Supplied records
-*-

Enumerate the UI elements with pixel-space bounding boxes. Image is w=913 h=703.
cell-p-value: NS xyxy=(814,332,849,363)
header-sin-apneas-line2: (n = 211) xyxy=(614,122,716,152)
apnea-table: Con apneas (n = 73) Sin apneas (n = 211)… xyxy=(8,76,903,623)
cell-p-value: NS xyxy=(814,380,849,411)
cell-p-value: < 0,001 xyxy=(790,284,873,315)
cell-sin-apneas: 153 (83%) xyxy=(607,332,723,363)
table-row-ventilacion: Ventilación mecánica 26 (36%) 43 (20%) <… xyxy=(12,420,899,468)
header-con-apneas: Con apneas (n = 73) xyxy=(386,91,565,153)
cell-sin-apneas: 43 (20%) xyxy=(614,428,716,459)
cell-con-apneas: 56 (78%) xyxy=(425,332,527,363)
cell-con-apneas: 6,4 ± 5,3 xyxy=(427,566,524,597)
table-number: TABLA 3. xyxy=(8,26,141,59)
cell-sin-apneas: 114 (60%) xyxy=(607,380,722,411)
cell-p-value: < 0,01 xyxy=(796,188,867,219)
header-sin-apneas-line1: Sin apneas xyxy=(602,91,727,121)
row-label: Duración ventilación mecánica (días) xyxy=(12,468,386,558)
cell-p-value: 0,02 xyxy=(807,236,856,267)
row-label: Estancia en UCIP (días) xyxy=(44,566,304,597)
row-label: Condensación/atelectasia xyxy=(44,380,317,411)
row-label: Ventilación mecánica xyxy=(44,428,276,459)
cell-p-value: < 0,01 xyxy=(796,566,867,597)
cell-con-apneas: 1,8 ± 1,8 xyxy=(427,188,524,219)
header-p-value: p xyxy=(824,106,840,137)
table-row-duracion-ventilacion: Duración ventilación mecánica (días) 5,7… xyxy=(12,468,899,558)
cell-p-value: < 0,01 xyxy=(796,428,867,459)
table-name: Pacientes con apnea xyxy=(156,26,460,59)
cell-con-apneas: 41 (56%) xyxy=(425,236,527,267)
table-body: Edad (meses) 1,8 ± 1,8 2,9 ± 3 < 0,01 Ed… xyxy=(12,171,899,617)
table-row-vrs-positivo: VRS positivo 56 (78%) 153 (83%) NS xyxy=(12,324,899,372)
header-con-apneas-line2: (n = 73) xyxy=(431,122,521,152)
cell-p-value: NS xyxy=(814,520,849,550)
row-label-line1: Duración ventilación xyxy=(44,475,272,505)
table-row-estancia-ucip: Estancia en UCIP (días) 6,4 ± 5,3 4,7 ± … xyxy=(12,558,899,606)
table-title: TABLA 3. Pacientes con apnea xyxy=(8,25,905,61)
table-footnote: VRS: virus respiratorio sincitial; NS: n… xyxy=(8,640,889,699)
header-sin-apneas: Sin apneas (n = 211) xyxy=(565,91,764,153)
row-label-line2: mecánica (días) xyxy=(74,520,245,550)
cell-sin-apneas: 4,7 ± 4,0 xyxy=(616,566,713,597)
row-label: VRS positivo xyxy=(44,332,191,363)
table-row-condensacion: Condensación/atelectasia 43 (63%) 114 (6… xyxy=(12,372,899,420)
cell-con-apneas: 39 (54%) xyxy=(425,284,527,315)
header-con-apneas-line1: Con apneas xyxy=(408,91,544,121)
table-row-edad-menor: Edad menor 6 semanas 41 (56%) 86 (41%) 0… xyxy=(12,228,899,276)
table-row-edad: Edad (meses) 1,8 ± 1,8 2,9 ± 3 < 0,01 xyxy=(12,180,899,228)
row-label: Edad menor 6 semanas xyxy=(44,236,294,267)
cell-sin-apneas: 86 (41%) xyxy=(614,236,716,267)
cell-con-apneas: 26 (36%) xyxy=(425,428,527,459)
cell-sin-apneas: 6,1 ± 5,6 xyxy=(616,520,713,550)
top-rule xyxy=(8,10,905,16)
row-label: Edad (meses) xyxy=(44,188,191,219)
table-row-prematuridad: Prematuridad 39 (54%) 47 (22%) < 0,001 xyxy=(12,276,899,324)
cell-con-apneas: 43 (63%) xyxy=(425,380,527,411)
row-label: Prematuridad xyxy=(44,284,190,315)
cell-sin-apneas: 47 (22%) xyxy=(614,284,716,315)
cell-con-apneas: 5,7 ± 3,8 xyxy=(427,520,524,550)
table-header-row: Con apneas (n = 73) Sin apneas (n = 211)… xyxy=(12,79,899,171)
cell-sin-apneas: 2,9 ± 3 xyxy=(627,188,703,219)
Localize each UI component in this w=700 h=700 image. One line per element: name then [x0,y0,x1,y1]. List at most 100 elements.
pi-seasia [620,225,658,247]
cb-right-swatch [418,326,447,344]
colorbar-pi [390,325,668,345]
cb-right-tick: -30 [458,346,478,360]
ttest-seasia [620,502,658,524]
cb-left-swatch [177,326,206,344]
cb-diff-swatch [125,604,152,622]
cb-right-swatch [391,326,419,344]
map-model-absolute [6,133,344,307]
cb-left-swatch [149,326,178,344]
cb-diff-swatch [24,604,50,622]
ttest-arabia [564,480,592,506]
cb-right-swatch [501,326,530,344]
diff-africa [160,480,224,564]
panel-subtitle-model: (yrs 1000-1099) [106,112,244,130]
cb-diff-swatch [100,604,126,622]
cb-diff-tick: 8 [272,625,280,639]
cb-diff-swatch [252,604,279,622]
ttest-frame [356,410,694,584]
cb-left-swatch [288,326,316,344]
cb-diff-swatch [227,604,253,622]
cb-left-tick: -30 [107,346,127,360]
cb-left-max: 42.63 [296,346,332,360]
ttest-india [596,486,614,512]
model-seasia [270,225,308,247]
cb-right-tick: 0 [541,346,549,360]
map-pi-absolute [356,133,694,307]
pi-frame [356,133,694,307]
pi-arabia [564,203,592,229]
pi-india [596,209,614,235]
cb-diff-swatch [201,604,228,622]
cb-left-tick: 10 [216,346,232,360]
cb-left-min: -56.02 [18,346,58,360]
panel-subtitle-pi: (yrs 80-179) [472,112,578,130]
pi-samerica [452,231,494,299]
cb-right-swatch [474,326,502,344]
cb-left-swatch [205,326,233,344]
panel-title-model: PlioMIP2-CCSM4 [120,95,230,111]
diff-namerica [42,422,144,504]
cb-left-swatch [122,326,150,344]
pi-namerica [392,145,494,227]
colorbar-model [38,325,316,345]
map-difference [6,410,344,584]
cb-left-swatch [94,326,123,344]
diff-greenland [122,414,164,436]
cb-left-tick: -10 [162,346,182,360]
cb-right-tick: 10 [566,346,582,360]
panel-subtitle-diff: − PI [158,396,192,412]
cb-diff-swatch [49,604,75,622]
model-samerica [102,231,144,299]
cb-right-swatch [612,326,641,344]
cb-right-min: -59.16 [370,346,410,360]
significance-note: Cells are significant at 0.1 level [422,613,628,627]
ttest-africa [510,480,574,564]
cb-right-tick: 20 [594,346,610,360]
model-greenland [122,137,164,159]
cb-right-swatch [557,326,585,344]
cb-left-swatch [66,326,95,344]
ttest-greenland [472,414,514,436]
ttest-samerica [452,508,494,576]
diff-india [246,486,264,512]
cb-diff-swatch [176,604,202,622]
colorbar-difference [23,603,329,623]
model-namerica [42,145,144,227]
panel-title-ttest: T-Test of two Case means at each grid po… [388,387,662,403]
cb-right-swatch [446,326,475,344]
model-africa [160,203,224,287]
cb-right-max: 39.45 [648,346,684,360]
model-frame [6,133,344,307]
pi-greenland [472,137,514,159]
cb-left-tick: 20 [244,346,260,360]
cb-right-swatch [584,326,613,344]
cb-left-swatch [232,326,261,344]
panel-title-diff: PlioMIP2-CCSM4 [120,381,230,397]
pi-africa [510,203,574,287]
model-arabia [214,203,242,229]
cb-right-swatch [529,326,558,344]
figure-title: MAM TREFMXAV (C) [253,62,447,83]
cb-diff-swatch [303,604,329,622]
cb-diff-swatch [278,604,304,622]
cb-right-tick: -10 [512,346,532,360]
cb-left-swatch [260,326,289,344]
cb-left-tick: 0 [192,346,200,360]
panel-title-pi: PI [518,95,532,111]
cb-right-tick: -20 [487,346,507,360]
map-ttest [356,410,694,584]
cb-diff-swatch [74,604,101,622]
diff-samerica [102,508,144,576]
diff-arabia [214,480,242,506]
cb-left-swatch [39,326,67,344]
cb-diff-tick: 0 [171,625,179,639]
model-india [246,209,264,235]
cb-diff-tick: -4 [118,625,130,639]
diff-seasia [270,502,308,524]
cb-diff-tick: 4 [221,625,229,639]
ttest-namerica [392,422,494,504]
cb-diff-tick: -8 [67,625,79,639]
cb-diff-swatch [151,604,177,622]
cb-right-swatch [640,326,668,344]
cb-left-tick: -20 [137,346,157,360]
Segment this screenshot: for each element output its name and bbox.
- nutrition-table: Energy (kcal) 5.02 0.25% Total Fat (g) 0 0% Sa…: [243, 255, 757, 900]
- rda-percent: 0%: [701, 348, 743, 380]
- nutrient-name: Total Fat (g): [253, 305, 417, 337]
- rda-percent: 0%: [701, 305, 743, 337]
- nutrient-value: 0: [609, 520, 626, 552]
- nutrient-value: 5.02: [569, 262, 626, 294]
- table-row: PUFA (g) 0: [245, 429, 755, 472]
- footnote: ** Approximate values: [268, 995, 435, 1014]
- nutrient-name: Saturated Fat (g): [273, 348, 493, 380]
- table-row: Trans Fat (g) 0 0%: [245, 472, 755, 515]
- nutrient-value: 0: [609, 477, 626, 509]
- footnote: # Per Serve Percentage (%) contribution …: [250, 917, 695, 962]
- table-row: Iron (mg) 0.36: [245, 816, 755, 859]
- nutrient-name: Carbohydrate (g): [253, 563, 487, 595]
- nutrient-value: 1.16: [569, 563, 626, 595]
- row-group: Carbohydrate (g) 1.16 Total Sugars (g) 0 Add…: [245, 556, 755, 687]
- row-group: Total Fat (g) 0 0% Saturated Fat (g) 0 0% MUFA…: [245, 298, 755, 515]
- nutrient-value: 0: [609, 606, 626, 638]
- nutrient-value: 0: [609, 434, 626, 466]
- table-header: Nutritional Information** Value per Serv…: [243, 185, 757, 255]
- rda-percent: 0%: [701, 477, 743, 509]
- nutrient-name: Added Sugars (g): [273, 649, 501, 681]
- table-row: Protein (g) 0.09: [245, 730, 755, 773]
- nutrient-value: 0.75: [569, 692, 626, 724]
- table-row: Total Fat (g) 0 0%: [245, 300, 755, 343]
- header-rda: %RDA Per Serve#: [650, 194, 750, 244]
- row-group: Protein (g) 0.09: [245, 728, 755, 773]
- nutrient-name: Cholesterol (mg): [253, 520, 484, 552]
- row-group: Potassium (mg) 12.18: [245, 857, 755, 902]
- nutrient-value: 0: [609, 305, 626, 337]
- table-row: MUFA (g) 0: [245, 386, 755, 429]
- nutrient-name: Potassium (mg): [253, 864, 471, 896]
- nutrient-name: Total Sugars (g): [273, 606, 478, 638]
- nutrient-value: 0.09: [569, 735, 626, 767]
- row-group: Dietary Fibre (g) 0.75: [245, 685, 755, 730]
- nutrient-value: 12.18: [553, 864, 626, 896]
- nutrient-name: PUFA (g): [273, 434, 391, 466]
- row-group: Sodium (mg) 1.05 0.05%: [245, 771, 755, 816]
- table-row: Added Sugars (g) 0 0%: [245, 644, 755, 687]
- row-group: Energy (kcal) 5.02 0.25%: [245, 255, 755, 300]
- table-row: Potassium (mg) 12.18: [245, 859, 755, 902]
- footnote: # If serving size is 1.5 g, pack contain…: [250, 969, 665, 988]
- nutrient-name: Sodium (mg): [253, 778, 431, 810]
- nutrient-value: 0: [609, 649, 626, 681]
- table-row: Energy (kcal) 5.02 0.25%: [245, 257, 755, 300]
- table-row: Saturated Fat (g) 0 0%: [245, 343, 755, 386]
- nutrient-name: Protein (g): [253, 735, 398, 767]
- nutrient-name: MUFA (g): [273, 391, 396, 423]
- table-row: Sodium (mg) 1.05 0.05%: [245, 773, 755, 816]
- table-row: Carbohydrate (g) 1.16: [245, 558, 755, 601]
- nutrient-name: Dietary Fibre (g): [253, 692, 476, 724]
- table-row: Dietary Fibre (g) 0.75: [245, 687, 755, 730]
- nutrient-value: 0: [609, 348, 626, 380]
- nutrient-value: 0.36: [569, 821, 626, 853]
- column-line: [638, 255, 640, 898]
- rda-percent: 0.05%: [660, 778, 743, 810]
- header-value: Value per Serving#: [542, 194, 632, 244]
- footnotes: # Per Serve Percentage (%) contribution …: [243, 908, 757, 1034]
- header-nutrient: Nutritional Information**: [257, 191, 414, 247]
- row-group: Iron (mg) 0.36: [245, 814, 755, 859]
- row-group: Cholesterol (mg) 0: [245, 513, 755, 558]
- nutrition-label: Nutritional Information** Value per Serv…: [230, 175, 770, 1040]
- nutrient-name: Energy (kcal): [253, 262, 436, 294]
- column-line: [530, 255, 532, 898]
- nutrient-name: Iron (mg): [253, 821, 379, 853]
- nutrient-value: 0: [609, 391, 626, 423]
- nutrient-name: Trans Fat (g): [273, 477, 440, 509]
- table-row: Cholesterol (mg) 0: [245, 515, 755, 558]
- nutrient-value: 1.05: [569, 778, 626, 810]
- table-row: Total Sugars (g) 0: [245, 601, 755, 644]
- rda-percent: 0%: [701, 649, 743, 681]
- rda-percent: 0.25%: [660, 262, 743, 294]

-*-

Problem to work on
Report the number of lines in the records above that contain "Trans", with no other text.

Finished task
2